(begin)
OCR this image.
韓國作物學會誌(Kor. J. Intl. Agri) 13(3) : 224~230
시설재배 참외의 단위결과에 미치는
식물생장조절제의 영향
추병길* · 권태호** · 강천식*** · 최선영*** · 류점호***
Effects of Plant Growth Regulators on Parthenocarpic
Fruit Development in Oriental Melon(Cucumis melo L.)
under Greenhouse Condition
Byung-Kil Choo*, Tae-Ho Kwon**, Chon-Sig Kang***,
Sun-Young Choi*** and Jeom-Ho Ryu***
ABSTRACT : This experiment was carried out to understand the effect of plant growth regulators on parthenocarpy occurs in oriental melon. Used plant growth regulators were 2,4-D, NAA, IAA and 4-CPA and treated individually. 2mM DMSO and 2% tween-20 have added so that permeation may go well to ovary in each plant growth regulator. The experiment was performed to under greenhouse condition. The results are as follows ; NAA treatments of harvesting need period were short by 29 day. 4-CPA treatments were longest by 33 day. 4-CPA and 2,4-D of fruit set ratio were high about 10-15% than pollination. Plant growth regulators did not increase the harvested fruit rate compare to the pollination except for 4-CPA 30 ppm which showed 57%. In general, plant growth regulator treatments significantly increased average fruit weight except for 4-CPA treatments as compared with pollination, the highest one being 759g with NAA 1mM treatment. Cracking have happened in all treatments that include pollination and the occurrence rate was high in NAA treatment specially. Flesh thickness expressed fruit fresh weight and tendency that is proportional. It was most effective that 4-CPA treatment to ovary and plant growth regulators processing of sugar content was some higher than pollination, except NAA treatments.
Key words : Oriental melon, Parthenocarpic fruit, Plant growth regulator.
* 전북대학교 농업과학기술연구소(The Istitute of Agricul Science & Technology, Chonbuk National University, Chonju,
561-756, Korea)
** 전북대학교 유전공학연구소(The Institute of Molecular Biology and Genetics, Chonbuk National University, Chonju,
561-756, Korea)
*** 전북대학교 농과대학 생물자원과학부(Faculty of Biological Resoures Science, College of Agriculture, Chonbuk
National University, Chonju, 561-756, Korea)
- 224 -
(end)
Transcribe each entry precisely, missing none.

RESPONSE TO THIS EXERCISE
OCR this image.
韓國作物學會誌(Kor. J. Intl. Agri) 13(3) : 224~230
시설재배 참외의 단위결과에 미치는
식물생장조절제의 영향
추병길* · 권태호** · 강천식*** · 최선영*** · 류점호***
Effects of Plant Growth Regulators on Parthenocarpic
Fruit Development in Oriental Melon(Cucumis melo L.)
under Greenhouse Condition
Byung-Kil Choo*, Tae-Ho Kwon**, Chon-Sig Kang***,
Sun-Young Choi*** and Jeom-Ho Ryu***
ABSTRACT : This experiment was carried out to understand the effect of plant growth regulators on parthenocarpy occurs in oriental melon. Used plant growth regulators were 2,4-D, NAA, IAA and 4-CPA and treated individually. 2mM DMSO and 2% tween-20 have added so that permeation may go well to ovary in each plant growth regulator. The experiment was performed to under greenhouse condition. The results are as follows ; NAA treatments of harvesting need period were short by 29 day. 4-CPA treatments were longest by 33 day. 4-CPA and 2,4-D of fruit set ratio were high about 10-15% than pollination. Plant growth regulators did not increase the harvested fruit rate compare to the pollination except for 4-CPA 30 ppm which showed 57%. In general, plant growth regulator treatments significantly increased average fruit weight except for 4-CPA treatments as compared with pollination, the highest one being 759g with NAA 1mM treatment. Cracking have happened in all treatments that include pollination and the occurrence rate was high in NAA treatment specially. Flesh thickness expressed fruit fresh weight and tendency that is proportional. It was most effective that 4-CPA treatment to ovary and plant growth regulators processing of sugar content was some higher than pollination, except NAA treatments.
Key words : Oriental melon, Parthenocarpic fruit, Plant growth regulator.
* 전북대학교 농업과학기술연구소(The Istitute of Agricul Science & Technology, Chonbuk National University, Chonju,
561-756, Korea)
** 전북대학교 유전공학연구소(The Institute of Molecular Biology and Genetics, Chonbuk National University, Chonju,
561-756, Korea)
*** 전북대학교 농과대학 생물자원과학부(Faculty of Biological Resoures Science, College of Agriculture, Chonbuk
National University, Chonju, 561-756, Korea)
- 224 -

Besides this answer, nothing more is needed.